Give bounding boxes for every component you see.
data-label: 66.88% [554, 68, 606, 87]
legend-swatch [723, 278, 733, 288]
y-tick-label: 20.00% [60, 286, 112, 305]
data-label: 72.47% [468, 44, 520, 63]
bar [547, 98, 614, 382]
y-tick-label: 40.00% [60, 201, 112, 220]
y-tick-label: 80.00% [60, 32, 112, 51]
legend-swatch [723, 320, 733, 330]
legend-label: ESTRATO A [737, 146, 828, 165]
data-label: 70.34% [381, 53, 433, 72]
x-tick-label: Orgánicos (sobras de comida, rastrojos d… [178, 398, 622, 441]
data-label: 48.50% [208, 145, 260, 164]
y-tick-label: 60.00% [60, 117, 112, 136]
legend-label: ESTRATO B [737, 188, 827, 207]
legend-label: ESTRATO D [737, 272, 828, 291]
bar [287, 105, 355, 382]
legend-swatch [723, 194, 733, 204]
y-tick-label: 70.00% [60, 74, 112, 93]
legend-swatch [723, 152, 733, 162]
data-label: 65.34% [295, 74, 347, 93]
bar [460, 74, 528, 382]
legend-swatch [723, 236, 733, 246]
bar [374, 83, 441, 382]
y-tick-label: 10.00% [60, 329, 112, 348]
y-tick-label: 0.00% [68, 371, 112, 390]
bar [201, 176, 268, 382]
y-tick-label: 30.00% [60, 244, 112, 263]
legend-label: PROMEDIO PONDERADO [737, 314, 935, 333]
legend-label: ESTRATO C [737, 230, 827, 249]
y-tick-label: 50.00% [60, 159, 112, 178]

- - - -

**PROBLEM TO SOLVE**
Extract every line of the material that contains the string "ESTRATO", matching case exactly.

**ANSWER FOR THIS EXERCISE**
legend-label: ESTRATO A [737, 146, 828, 165]
legend-label: ESTRATO B [737, 188, 827, 207]
legend-label: ESTRATO D [737, 272, 828, 291]
legend-label: ESTRATO C [737, 230, 827, 249]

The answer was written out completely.